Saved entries
+ + + + + + +

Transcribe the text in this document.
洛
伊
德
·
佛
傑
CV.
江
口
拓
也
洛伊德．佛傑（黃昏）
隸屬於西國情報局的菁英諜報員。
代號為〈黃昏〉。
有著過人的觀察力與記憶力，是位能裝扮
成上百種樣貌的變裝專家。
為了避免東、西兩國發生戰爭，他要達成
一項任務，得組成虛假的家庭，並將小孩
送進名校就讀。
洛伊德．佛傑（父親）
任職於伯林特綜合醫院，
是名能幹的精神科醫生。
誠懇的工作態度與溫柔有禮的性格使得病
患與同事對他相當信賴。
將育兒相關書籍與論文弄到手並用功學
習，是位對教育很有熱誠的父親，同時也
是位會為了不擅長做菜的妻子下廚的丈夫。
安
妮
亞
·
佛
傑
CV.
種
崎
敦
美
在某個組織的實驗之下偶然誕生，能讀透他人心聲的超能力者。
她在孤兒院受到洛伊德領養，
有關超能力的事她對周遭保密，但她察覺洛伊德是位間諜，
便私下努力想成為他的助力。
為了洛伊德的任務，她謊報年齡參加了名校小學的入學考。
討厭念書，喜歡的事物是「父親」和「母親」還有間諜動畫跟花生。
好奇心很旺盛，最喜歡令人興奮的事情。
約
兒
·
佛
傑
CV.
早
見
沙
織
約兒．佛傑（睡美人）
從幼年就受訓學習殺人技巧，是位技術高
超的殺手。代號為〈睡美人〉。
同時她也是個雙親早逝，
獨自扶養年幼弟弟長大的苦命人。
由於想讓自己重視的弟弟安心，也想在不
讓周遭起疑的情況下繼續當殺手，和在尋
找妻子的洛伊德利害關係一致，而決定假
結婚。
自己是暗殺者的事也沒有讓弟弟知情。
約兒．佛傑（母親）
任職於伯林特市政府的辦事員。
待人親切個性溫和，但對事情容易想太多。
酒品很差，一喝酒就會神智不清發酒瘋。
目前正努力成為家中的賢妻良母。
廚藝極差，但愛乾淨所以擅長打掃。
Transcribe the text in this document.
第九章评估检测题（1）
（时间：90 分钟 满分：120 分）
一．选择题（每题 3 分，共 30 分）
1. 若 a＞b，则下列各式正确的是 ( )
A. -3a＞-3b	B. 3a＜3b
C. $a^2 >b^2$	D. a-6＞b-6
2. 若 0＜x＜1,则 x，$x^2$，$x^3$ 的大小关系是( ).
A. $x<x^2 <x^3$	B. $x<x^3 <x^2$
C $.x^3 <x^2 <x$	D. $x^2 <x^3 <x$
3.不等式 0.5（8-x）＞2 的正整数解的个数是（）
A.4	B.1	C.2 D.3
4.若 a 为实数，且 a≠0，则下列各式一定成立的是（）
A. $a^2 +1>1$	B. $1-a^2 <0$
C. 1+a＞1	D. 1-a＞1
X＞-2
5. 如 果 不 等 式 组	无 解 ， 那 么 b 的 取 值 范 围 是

+ + + + + + +

Your task is to repeat the data exactly; please include every line.

Transcribe the text in this document.
洛
伊
德
·
佛
傑
CV.
江
口
拓
也
洛伊德．佛傑（黃昏）
隸屬於西國情報局的菁英諜報員。
代號為〈黃昏〉。
有著過人的觀察力與記憶力，是位能裝扮
成上百種樣貌的變裝專家。
為了避免東、西兩國發生戰爭，他要達成
一項任務，得組成虛假的家庭，並將小孩
送進名校就讀。
洛伊德．佛傑（父親）
任職於伯林特綜合醫院，
是名能幹的精神科醫生。
誠懇的工作態度與溫柔有禮的性格使得病
患與同事對他相當信賴。
將育兒相關書籍與論文弄到手並用功學
習，是位對教育很有熱誠的父親，同時也
是位會為了不擅長做菜的妻子下廚的丈夫。
安
妮
亞
·
佛
傑
CV.
種
崎
敦
美
在某個組織的實驗之下偶然誕生，能讀透他人心聲的超能力者。
她在孤兒院受到洛伊德領養，
有關超能力的事她對周遭保密，但她察覺洛伊德是位間諜，
便私下努力想成為他的助力。
為了洛伊德的任務，她謊報年齡參加了名校小學的入學考。
討厭念書，喜歡的事物是「父親」和「母親」還有間諜動畫跟花生。
好奇心很旺盛，最喜歡令人興奮的事情。
約
兒
·
佛
傑
CV.
早
見
沙
織
約兒．佛傑（睡美人）
從幼年就受訓學習殺人技巧，是位技術高
超的殺手。代號為〈睡美人〉。
同時她也是個雙親早逝，
獨自扶養年幼弟弟長大的苦命人。
由於想讓自己重視的弟弟安心，也想在不
讓周遭起疑的情況下繼續當殺手，和在尋
找妻子的洛伊德利害關係一致，而決定假
結婚。
自己是暗殺者的事也沒有讓弟弟知情。
約兒．佛傑（母親）
任職於伯林特市政府的辦事員。
待人親切個性溫和，但對事情容易想太多。
酒品很差，一喝酒就會神智不清發酒瘋。
目前正努力成為家中的賢妻良母。
廚藝極差，但愛乾淨所以擅長打掃。
Transcribe the text in this document.
第九章评估检测题（1）
（时间：90 分钟 满分：120 分）
一．选择题（每题 3 分，共 30 分）
1. 若 a＞b，则下列各式正确的是 ( )
A. -3a＞-3b	B. 3a＜3b
C. $a^2 >b^2$	D. a-6＞b-6
2. 若 0＜x＜1,则 x，$x^2$，$x^3$ 的大小关系是( ).
A. $x<x^2 <x^3$	B. $x<x^3 <x^2$
C $.x^3 <x^2 <x$	D. $x^2 <x^3 <x$
3.不等式 0.5（8-x）＞2 的正整数解的个数是（）
A.4	B.1	C.2 D.3
4.若 a 为实数，且 a≠0，则下列各式一定成立的是（）
A. $a^2 +1>1$	B. $1-a^2 <0$
C. 1+a＞1	D. 1-a＞1
X＞-2
5. 如 果 不 等 式 组	无 解 ， 那 么 b 的 取 值 范 围 是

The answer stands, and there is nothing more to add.